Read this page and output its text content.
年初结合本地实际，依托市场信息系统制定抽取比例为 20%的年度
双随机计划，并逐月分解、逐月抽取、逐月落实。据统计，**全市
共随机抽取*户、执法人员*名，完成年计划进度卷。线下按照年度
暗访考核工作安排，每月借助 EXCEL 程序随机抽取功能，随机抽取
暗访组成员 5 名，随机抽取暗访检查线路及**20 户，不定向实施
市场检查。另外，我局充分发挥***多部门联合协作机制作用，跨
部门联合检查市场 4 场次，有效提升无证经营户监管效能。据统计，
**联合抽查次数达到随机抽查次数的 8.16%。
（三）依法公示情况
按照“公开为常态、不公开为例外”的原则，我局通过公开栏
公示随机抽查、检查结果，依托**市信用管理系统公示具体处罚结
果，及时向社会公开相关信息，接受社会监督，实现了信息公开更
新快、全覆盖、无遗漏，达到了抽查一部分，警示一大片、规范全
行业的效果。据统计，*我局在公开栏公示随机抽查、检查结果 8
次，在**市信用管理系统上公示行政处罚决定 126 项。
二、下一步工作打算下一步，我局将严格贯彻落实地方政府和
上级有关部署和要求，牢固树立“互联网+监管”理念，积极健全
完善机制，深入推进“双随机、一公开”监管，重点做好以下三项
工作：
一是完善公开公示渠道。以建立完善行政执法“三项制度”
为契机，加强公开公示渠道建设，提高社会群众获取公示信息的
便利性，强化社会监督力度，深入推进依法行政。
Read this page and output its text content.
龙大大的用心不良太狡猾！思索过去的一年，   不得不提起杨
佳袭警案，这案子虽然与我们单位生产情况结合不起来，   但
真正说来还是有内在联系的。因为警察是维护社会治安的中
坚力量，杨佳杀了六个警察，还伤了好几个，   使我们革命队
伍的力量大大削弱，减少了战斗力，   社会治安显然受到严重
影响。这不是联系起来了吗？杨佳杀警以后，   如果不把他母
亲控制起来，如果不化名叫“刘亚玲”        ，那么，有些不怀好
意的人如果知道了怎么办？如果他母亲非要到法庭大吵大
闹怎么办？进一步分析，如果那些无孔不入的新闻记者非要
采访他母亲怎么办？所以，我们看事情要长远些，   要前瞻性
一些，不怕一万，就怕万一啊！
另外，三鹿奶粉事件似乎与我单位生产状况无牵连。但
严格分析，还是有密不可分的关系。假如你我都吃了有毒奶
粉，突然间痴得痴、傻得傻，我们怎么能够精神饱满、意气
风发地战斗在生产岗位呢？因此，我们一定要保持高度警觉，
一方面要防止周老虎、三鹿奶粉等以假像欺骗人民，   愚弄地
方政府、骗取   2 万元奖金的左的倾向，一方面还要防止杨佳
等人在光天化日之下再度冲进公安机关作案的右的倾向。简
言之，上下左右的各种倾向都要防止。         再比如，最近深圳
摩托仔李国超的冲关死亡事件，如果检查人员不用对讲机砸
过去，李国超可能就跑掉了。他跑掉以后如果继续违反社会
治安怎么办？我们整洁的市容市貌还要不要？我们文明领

GIVEN TASK –
Write out the records shown above, exactly as they appear.

SOLUTION TO THE EXERCISE –
Read this page and output its text content.
年初结合本地实际，依托市场信息系统制定抽取比例为 20%的年度
双随机计划，并逐月分解、逐月抽取、逐月落实。据统计，**全市
共随机抽取*户、执法人员*名，完成年计划进度卷。线下按照年度
暗访考核工作安排，每月借助 EXCEL 程序随机抽取功能，随机抽取
暗访组成员 5 名，随机抽取暗访检查线路及**20 户，不定向实施
市场检查。另外，我局充分发挥***多部门联合协作机制作用，跨
部门联合检查市场 4 场次，有效提升无证经营户监管效能。据统计，
**联合抽查次数达到随机抽查次数的 8.16%。
（三）依法公示情况
按照“公开为常态、不公开为例外”的原则，我局通过公开栏
公示随机抽查、检查结果，依托**市信用管理系统公示具体处罚结
果，及时向社会公开相关信息，接受社会监督，实现了信息公开更
新快、全覆盖、无遗漏，达到了抽查一部分，警示一大片、规范全
行业的效果。据统计，*我局在公开栏公示随机抽查、检查结果 8
次，在**市信用管理系统上公示行政处罚决定 126 项。
二、下一步工作打算下一步，我局将严格贯彻落实地方政府和
上级有关部署和要求，牢固树立“互联网+监管”理念，积极健全
完善机制，深入推进“双随机、一公开”监管，重点做好以下三项
工作：
一是完善公开公示渠道。以建立完善行政执法“三项制度”
为契机，加强公开公示渠道建设，提高社会群众获取公示信息的
便利性，强化社会监督力度，深入推进依法行政。
Read this page and output its text content.
龙大大的用心不良太狡猾！思索过去的一年，   不得不提起杨
佳袭警案，这案子虽然与我们单位生产情况结合不起来，   但
真正说来还是有内在联系的。因为警察是维护社会治安的中
坚力量，杨佳杀了六个警察，还伤了好几个，   使我们革命队
伍的力量大大削弱，减少了战斗力，   社会治安显然受到严重
影响。这不是联系起来了吗？杨佳杀警以后，   如果不把他母
亲控制起来，如果不化名叫“刘亚玲”        ，那么，有些不怀好
意的人如果知道了怎么办？如果他母亲非要到法庭大吵大
闹怎么办？进一步分析，如果那些无孔不入的新闻记者非要
采访他母亲怎么办？所以，我们看事情要长远些，   要前瞻性
一些，不怕一万，就怕万一啊！
另外，三鹿奶粉事件似乎与我单位生产状况无牵连。但
严格分析，还是有密不可分的关系。假如你我都吃了有毒奶
粉，突然间痴得痴、傻得傻，我们怎么能够精神饱满、意气
风发地战斗在生产岗位呢？因此，我们一定要保持高度警觉，
一方面要防止周老虎、三鹿奶粉等以假像欺骗人民，   愚弄地
方政府、骗取   2 万元奖金的左的倾向，一方面还要防止杨佳
等人在光天化日之下再度冲进公安机关作案的右的倾向。简
言之，上下左右的各种倾向都要防止。         再比如，最近深圳
摩托仔李国超的冲关死亡事件，如果检查人员不用对讲机砸
过去，李国超可能就跑掉了。他跑掉以后如果继续违反社会
治安怎么办？我们整洁的市容市貌还要不要？我们文明领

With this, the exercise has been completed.